** Prompt **
Could every line of the data be printed exactly as it reads?

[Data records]
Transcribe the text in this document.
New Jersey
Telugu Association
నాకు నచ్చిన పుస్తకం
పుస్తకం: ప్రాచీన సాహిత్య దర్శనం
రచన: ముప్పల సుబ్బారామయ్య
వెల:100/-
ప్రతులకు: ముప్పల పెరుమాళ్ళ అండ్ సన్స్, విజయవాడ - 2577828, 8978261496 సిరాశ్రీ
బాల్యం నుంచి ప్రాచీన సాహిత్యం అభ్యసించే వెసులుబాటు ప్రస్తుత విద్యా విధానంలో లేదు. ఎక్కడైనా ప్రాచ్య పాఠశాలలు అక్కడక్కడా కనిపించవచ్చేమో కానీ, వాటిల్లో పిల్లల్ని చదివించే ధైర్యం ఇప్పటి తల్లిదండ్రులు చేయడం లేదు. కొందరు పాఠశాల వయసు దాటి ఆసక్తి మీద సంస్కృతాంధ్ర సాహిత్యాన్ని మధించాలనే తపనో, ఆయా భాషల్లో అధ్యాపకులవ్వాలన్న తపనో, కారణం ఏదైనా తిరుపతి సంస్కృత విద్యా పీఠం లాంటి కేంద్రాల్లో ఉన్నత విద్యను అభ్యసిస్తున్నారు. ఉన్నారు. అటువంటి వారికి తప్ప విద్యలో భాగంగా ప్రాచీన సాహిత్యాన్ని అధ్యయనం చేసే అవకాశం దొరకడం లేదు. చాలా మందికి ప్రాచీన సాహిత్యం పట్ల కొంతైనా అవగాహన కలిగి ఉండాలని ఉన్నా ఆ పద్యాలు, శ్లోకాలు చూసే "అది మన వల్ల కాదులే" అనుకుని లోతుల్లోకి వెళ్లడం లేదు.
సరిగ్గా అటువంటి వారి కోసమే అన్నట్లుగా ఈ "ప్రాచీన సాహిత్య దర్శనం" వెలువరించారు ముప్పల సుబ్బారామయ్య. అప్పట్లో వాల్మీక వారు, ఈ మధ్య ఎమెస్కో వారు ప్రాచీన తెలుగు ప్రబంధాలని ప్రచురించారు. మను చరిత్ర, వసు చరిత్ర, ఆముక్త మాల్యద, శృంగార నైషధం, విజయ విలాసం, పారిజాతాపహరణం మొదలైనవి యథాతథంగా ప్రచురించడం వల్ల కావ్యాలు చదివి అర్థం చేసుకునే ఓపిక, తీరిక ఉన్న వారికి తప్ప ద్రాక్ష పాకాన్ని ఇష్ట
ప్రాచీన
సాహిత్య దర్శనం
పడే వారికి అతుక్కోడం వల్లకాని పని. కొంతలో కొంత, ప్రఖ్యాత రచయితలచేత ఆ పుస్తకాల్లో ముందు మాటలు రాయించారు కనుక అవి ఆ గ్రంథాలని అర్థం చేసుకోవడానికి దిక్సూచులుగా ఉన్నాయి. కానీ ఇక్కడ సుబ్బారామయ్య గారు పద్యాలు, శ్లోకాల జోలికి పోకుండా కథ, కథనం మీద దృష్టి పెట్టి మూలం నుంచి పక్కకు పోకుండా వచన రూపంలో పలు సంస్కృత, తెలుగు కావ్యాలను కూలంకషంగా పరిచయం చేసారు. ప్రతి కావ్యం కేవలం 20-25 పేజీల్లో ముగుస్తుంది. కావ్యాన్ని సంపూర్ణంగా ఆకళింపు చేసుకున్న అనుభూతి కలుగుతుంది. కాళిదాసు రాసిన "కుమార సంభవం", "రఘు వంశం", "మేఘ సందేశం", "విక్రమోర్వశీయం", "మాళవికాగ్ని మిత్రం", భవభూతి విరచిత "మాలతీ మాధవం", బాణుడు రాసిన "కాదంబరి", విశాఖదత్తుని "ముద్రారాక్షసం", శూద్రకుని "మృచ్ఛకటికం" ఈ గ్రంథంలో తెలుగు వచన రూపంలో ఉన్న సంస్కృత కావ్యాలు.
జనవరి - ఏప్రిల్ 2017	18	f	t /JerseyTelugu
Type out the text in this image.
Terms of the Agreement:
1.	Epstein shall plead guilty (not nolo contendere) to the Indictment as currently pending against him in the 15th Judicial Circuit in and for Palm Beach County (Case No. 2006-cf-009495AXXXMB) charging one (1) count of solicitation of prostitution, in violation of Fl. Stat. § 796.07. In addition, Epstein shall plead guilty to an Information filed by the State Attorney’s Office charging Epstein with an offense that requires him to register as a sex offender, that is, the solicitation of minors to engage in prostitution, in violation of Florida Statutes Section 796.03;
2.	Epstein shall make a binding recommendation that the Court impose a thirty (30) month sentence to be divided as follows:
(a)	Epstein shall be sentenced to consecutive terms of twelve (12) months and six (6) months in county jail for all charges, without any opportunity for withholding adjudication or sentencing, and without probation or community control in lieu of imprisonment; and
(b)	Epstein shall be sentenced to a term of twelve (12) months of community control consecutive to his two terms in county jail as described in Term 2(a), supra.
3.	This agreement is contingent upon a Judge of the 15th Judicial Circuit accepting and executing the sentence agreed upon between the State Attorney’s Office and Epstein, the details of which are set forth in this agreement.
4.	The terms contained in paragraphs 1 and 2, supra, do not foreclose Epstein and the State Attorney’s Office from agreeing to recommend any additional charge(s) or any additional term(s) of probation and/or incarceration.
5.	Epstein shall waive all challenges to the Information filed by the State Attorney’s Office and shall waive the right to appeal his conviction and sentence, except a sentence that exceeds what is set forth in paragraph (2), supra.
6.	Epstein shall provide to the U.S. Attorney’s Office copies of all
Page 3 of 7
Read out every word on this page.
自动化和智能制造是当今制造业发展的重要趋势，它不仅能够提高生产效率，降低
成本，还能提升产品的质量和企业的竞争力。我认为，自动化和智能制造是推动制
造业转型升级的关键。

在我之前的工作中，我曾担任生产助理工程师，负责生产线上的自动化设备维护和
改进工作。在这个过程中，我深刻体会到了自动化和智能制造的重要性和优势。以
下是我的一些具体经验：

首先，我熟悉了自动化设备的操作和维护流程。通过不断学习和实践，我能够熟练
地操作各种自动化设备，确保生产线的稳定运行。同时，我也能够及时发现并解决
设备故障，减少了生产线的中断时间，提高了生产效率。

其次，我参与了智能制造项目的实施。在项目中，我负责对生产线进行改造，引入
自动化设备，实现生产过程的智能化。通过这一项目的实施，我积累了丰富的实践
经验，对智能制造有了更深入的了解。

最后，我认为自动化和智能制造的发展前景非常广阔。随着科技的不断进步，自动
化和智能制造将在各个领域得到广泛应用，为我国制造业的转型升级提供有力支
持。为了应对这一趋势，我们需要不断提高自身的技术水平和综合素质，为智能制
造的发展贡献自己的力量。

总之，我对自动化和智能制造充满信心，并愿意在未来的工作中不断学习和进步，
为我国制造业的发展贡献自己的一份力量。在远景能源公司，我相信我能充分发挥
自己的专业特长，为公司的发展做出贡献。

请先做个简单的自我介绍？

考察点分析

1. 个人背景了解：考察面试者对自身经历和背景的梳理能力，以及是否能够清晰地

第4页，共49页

** Task solution **
Transcribe the text in this document.
New Jersey
Telugu Association
నాకు నచ్చిన పుస్తకం
పుస్తకం: ప్రాచీన సాహిత్య దర్శనం
రచన: ముప్పల సుబ్బారామయ్య
వెల:100/-
ప్రతులకు: ముప్పల పెరుమాళ్ళ అండ్ సన్స్, విజయవాడ - 2577828, 8978261496 సిరాశ్రీ
బాల్యం నుంచి ప్రాచీన సాహిత్యం అభ్యసించే వెసులుబాటు ప్రస్తుత విద్యా విధానంలో లేదు. ఎక్కడైనా ప్రాచ్య పాఠశాలలు అక్కడక్కడా కనిపించవచ్చేమో కానీ, వాటిల్లో పిల్లల్ని చదివించే ధైర్యం ఇప్పటి తల్లిదండ్రులు చేయడం లేదు. కొందరు పాఠశాల వయసు దాటి ఆసక్తి మీద సంస్కృతాంధ్ర సాహిత్యాన్ని మధించాలనే తపనో, ఆయా భాషల్లో అధ్యాపకులవ్వాలన్న తపనో, కారణం ఏదైనా తిరుపతి సంస్కృత విద్యా పీఠం లాంటి కేంద్రాల్లో ఉన్నత విద్యను అభ్యసిస్తున్నారు. ఉన్నారు. అటువంటి వారికి తప్ప విద్యలో భాగంగా ప్రాచీన సాహిత్యాన్ని అధ్యయనం చేసే అవకాశం దొరకడం లేదు. చాలా మందికి ప్రాచీన సాహిత్యం పట్ల కొంతైనా అవగాహన కలిగి ఉండాలని ఉన్నా ఆ పద్యాలు, శ్లోకాలు చూసే "అది మన వల్ల కాదులే" అనుకుని లోతుల్లోకి వెళ్లడం లేదు.
సరిగ్గా అటువంటి వారి కోసమే అన్నట్లుగా ఈ "ప్రాచీన సాహిత్య దర్శనం" వెలువరించారు ముప్పల సుబ్బారామయ్య. అప్పట్లో వాల్మీక వారు, ఈ మధ్య ఎమెస్కో వారు ప్రాచీన తెలుగు ప్రబంధాలని ప్రచురించారు. మను చరిత్ర, వసు చరిత్ర, ఆముక్త మాల్యద, శృంగార నైషధం, విజయ విలాసం, పారిజాతాపహరణం మొదలైనవి యథాతథంగా ప్రచురించడం వల్ల కావ్యాలు చదివి అర్థం చేసుకునే ఓపిక, తీరిక ఉన్న వారికి తప్ప ద్రాక్ష పాకాన్ని ఇష్ట
ప్రాచీన
సాహిత్య దర్శనం
పడే వారికి అతుక్కోడం వల్లకాని పని. కొంతలో కొంత, ప్రఖ్యాత రచయితలచేత ఆ పుస్తకాల్లో ముందు మాటలు రాయించారు కనుక అవి ఆ గ్రంథాలని అర్థం చేసుకోవడానికి దిక్సూచులుగా ఉన్నాయి. కానీ ఇక్కడ సుబ్బారామయ్య గారు పద్యాలు, శ్లోకాల జోలికి పోకుండా కథ, కథనం మీద దృష్టి పెట్టి మూలం నుంచి పక్కకు పోకుండా వచన రూపంలో పలు సంస్కృత, తెలుగు కావ్యాలను కూలంకషంగా పరిచయం చేసారు. ప్రతి కావ్యం కేవలం 20-25 పేజీల్లో ముగుస్తుంది. కావ్యాన్ని సంపూర్ణంగా ఆకళింపు చేసుకున్న అనుభూతి కలుగుతుంది. కాళిదాసు రాసిన "కుమార సంభవం", "రఘు వంశం", "మేఘ సందేశం", "విక్రమోర్వశీయం", "మాళవికాగ్ని మిత్రం", భవభూతి విరచిత "మాలతీ మాధవం", బాణుడు రాసిన "కాదంబరి", విశాఖదత్తుని "ముద్రారాక్షసం", శూద్రకుని "మృచ్ఛకటికం" ఈ గ్రంథంలో తెలుగు వచన రూపంలో ఉన్న సంస్కృత కావ్యాలు.
జనవరి - ఏప్రిల్ 2017	18	f	t /JerseyTelugu
Type out the text in this image.
Terms of the Agreement:
1.	Epstein shall plead guilty (not nolo contendere) to the Indictment as currently pending against him in the 15th Judicial Circuit in and for Palm Beach County (Case No. 2006-cf-009495AXXXMB) charging one (1) count of solicitation of prostitution, in violation of Fl. Stat. § 796.07. In addition, Epstein shall plead guilty to an Information filed by the State Attorney’s Office charging Epstein with an offense that requires him to register as a sex offender, that is, the solicitation of minors to engage in prostitution, in violation of Florida Statutes Section 796.03;
2.	Epstein shall make a binding recommendation that the Court impose a thirty (30) month sentence to be divided as follows:
(a)	Epstein shall be sentenced to consecutive terms of twelve (12) months and six (6) months in county jail for all charges, without any opportunity for withholding adjudication or sentencing, and without probation or community control in lieu of imprisonment; and
(b)	Epstein shall be sentenced to a term of twelve (12) months of community control consecutive to his two terms in county jail as described in Term 2(a), supra.
3.	This agreement is contingent upon a Judge of the 15th Judicial Circuit accepting and executing the sentence agreed upon between the State Attorney’s Office and Epstein, the details of which are set forth in this agreement.
4.	The terms contained in paragraphs 1 and 2, supra, do not foreclose Epstein and the State Attorney’s Office from agreeing to recommend any additional charge(s) or any additional term(s) of probation and/or incarceration.
5.	Epstein shall waive all challenges to the Information filed by the State Attorney’s Office and shall waive the right to appeal his conviction and sentence, except a sentence that exceeds what is set forth in paragraph (2), supra.
6.	Epstein shall provide to the U.S. Attorney’s Office copies of all
Page 3 of 7
Read out every word on this page.
自动化和智能制造是当今制造业发展的重要趋势，它不仅能够提高生产效率，降低
成本，还能提升产品的质量和企业的竞争力。我认为，自动化和智能制造是推动制
造业转型升级的关键。

在我之前的工作中，我曾担任生产助理工程师，负责生产线上的自动化设备维护和
改进工作。在这个过程中，我深刻体会到了自动化和智能制造的重要性和优势。以
下是我的一些具体经验：

首先，我熟悉了自动化设备的操作和维护流程。通过不断学习和实践，我能够熟练
地操作各种自动化设备，确保生产线的稳定运行。同时，我也能够及时发现并解决
设备故障，减少了生产线的中断时间，提高了生产效率。

其次，我参与了智能制造项目的实施。在项目中，我负责对生产线进行改造，引入
自动化设备，实现生产过程的智能化。通过这一项目的实施，我积累了丰富的实践
经验，对智能制造有了更深入的了解。

最后，我认为自动化和智能制造的发展前景非常广阔。随着科技的不断进步，自动
化和智能制造将在各个领域得到广泛应用，为我国制造业的转型升级提供有力支
持。为了应对这一趋势，我们需要不断提高自身的技术水平和综合素质，为智能制
造的发展贡献自己的力量。

总之，我对自动化和智能制造充满信心，并愿意在未来的工作中不断学习和进步，
为我国制造业的发展贡献自己的一份力量。在远景能源公司，我相信我能充分发挥
自己的专业特长，为公司的发展做出贡献。

请先做个简单的自我介绍？

考察点分析

1. 个人背景了解：考察面试者对自身经历和背景的梳理能力，以及是否能够清晰地

第4页，共49页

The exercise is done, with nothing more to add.